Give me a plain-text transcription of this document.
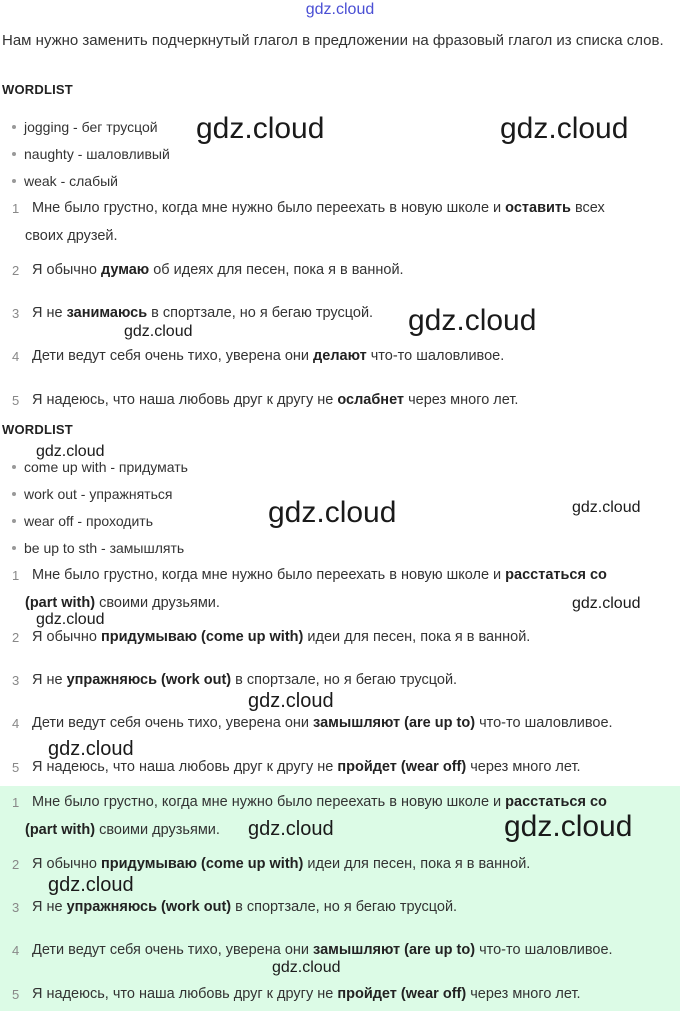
gdz.cloud
Нам нужно заменить подчеркнутый глагол в предложении на фразовый глагол из списка слов.
WORDLIST
jogging - бег трусцой
naughty - шаловливый
weak - слабый
1 Мне было грустно, когда мне нужно было переехать в новую школе и оставить всех
своих друзей.
2 Я обычно думаю об идеях для песен, пока я в ванной.
3 Я не занимаюсь в спортзале, но я бегаю трусцой.
4 Дети ведут себя очень тихо, уверена они делают что-то шаловливое.
5 Я надеюсь, что наша любовь друг к другу не ослабнет через много лет.
WORDLIST
come up with - придумать
work out - упражняться
wear off - проходить
be up to sth - замышлять
1 Мне было грустно, когда мне нужно было переехать в новую школе и расстаться со
(part with) своими друзьями.
2 Я обычно придумываю (come up with) идеи для песен, пока я в ванной.
3 Я не упражняюсь (work out) в спортзале, но я бегаю трусцой.
4 Дети ведут себя очень тихо, уверена они замышляют (are up to) что-то шаловливое.
5 Я надеюсь, что наша любовь друг к другу не пройдет (wear off) через много лет.
1 Мне было грустно, когда мне нужно было переехать в новую школе и расстаться со
(part with) своими друзьями.
2 Я обычно придумываю (come up with) идеи для песен, пока я в ванной.
3 Я не упражняюсь (work out) в спортзале, но я бегаю трусцой.
4 Дети ведут себя очень тихо, уверена они замышляют (are up to) что-то шаловливое.
5 Я надеюсь, что наша любовь друг к другу не пройдет (wear off) через много лет.
gdz.cloud	gdz.cloud
gdz.cloud	gdz.cloud
gdz.cloud
gdz.cloud	gdz.cloud
gdz.cloud
gdz.cloud
gdz.cloud
gdz.cloud
gdz.cloud	gdz.cloud
gdz.cloud
gdz.cloud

+ + +

▸ EXERCISE
Restate the data above word for word. Skip every picture.

▸ OUTPUT OF THE TASK
Give me a plain-text transcription of this document.
gdz.cloud
Нам нужно заменить подчеркнутый глагол в предложении на фразовый глагол из списка слов.
WORDLIST
jogging - бег трусцой
naughty - шаловливый
weak - слабый
1 Мне было грустно, когда мне нужно было переехать в новую школе и оставить всех
своих друзей.
2 Я обычно думаю об идеях для песен, пока я в ванной.
3 Я не занимаюсь в спортзале, но я бегаю трусцой.
4 Дети ведут себя очень тихо, уверена они делают что-то шаловливое.
5 Я надеюсь, что наша любовь друг к другу не ослабнет через много лет.
WORDLIST
come up with - придумать
work out - упражняться
wear off - проходить
be up to sth - замышлять
1 Мне было грустно, когда мне нужно было переехать в новую школе и расстаться со
(part with) своими друзьями.
2 Я обычно придумываю (come up with) идеи для песен, пока я в ванной.
3 Я не упражняюсь (work out) в спортзале, но я бегаю трусцой.
4 Дети ведут себя очень тихо, уверена они замышляют (are up to) что-то шаловливое.
5 Я надеюсь, что наша любовь друг к другу не пройдет (wear off) через много лет.
1 Мне было грустно, когда мне нужно было переехать в новую школе и расстаться со
(part with) своими друзьями.
2 Я обычно придумываю (come up with) идеи для песен, пока я в ванной.
3 Я не упражняюсь (work out) в спортзале, но я бегаю трусцой.
4 Дети ведут себя очень тихо, уверена они замышляют (are up to) что-то шаловливое.
5 Я надеюсь, что наша любовь друг к другу не пройдет (wear off) через много лет.
gdz.cloud	gdz.cloud
gdz.cloud	gdz.cloud
gdz.cloud
gdz.cloud	gdz.cloud
gdz.cloud
gdz.cloud
gdz.cloud
gdz.cloud
gdz.cloud	gdz.cloud
gdz.cloud
gdz.cloud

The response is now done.